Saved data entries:

========================================

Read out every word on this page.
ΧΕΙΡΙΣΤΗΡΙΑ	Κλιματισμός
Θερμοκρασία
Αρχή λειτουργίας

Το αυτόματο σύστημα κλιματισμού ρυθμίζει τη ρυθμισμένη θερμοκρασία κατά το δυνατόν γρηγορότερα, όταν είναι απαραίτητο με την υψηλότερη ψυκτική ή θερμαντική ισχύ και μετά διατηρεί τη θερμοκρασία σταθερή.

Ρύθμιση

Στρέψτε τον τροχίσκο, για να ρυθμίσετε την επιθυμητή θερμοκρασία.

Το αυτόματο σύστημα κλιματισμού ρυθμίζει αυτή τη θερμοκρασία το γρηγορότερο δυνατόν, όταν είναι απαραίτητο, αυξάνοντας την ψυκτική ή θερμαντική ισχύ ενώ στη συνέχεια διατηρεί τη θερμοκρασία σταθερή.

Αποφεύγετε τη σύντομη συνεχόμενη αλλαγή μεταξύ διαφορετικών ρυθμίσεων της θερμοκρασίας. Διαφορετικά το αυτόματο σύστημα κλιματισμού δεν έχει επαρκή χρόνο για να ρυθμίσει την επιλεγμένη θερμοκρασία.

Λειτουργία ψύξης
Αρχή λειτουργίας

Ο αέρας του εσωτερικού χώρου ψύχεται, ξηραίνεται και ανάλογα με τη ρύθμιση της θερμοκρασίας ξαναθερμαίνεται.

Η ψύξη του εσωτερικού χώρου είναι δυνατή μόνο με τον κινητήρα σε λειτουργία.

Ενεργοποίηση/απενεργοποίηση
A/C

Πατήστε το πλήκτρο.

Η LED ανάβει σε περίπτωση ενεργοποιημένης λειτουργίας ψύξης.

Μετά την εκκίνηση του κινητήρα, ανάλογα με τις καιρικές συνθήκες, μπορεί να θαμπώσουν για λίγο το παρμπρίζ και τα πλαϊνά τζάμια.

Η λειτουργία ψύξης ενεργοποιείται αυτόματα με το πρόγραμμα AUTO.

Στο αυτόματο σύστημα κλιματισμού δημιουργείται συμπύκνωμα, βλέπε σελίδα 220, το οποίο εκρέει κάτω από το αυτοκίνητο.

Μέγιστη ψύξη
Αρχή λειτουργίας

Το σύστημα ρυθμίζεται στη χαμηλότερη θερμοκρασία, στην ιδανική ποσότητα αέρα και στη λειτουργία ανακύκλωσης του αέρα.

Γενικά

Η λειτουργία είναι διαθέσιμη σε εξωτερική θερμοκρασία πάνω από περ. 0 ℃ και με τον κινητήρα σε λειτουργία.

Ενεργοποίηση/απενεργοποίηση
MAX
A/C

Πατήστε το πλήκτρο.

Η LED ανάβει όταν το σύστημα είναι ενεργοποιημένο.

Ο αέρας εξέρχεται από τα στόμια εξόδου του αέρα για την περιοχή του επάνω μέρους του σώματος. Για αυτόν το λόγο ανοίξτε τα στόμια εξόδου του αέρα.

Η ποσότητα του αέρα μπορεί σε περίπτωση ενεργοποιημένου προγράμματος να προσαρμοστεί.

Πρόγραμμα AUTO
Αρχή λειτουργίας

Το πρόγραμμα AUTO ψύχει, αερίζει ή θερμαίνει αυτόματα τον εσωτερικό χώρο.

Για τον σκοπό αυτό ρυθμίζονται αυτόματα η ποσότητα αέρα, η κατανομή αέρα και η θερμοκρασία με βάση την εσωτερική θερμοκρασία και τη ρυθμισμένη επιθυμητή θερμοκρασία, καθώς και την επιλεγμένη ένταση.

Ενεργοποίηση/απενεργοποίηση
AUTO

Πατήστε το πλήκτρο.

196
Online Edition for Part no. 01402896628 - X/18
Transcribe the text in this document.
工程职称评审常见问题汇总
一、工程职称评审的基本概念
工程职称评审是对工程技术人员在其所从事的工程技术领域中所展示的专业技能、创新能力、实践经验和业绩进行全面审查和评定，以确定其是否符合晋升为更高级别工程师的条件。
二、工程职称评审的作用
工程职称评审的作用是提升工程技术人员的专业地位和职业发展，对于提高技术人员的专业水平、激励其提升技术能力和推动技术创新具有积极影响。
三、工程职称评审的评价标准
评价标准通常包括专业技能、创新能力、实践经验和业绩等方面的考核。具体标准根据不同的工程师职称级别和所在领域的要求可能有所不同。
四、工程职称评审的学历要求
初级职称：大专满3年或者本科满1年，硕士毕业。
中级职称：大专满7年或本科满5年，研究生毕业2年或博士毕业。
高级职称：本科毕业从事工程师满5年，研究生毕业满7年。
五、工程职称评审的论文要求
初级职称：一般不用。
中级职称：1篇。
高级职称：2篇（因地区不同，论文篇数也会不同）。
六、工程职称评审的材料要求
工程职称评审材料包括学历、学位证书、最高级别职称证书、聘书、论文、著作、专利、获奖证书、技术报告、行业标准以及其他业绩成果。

========================================

What the task asks = Starting at the line with "Transcribe the text in this document.", copy every line up to and including the last one in the entries above.

Result of this exercise =
Transcribe the text in this document.
工程职称评审常见问题汇总
一、工程职称评审的基本概念
工程职称评审是对工程技术人员在其所从事的工程技术领域中所展示的专业技能、创新能力、实践经验和业绩进行全面审查和评定，以确定其是否符合晋升为更高级别工程师的条件。
二、工程职称评审的作用
工程职称评审的作用是提升工程技术人员的专业地位和职业发展，对于提高技术人员的专业水平、激励其提升技术能力和推动技术创新具有积极影响。
三、工程职称评审的评价标准
评价标准通常包括专业技能、创新能力、实践经验和业绩等方面的考核。具体标准根据不同的工程师职称级别和所在领域的要求可能有所不同。
四、工程职称评审的学历要求
初级职称：大专满3年或者本科满1年，硕士毕业。
中级职称：大专满7年或本科满5年，研究生毕业2年或博士毕业。
高级职称：本科毕业从事工程师满5年，研究生毕业满7年。
五、工程职称评审的论文要求
初级职称：一般不用。
中级职称：1篇。
高级职称：2篇（因地区不同，论文篇数也会不同）。
六、工程职称评审的材料要求
工程职称评审材料包括学历、学位证书、最高级别职称证书、聘书、论文、著作、专利、获奖证书、技术报告、行业标准以及其他业绩成果。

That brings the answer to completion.